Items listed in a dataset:

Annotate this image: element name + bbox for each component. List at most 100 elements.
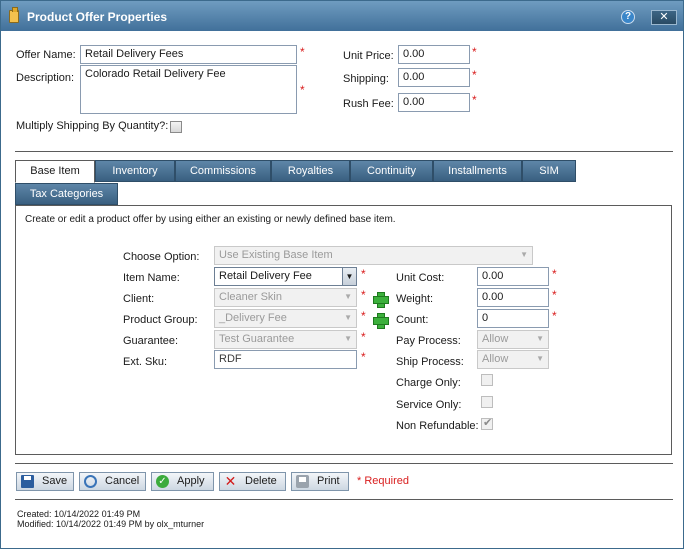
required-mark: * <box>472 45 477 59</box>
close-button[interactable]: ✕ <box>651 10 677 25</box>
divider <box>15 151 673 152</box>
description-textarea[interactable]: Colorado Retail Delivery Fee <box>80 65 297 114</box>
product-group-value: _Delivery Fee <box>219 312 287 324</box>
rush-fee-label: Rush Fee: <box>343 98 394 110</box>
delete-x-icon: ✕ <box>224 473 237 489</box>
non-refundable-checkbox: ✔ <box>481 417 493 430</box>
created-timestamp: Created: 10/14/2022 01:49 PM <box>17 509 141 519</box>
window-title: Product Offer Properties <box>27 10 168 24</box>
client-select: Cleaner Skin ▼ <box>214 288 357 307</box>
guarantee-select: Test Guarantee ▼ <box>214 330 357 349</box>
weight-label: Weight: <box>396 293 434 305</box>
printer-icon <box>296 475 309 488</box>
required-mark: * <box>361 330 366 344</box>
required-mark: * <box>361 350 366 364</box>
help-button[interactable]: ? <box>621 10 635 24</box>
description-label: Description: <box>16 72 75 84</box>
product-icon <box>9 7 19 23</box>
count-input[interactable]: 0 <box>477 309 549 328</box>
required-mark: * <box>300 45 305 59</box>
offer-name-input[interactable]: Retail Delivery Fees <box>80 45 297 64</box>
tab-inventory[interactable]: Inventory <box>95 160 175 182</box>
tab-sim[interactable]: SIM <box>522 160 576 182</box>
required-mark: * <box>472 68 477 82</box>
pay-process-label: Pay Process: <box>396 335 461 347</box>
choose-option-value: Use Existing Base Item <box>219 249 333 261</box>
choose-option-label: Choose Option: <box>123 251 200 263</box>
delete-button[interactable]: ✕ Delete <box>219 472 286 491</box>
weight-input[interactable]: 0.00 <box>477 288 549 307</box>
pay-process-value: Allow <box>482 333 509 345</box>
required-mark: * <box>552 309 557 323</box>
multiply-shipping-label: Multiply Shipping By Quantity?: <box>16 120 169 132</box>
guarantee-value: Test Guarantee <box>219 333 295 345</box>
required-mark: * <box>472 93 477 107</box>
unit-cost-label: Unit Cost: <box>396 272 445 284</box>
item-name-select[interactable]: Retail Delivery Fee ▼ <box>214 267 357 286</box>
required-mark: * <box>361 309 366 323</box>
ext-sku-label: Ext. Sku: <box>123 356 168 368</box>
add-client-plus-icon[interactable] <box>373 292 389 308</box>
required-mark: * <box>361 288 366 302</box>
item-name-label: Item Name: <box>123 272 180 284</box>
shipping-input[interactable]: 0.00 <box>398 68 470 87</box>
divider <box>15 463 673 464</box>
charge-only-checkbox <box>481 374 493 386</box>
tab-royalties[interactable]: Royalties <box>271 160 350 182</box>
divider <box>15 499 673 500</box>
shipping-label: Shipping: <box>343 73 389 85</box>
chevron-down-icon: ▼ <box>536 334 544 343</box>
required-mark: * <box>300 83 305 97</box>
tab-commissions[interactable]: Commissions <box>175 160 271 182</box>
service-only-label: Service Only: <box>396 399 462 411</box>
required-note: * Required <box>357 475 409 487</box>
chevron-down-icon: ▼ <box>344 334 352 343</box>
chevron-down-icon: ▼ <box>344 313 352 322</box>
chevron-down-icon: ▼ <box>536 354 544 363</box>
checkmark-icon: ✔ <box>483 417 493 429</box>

### GIVEN TASK:
Return the lines of the material above starting at the line containing "required-mark: * <box>472 45 477 59</box>" and ending at the line containing "delete-x-icon: ✕ <box>224 473 237 489</box>", both included, repeated exactly.

### SOLUTION TO THE PROBLEM:
required-mark: * <box>472 45 477 59</box>
close-button[interactable]: ✕ <box>651 10 677 25</box>
divider <box>15 151 673 152</box>
description-textarea[interactable]: Colorado Retail Delivery Fee <box>80 65 297 114</box>
product-group-value: _Delivery Fee <box>219 312 287 324</box>
rush-fee-label: Rush Fee: <box>343 98 394 110</box>
delete-x-icon: ✕ <box>224 473 237 489</box>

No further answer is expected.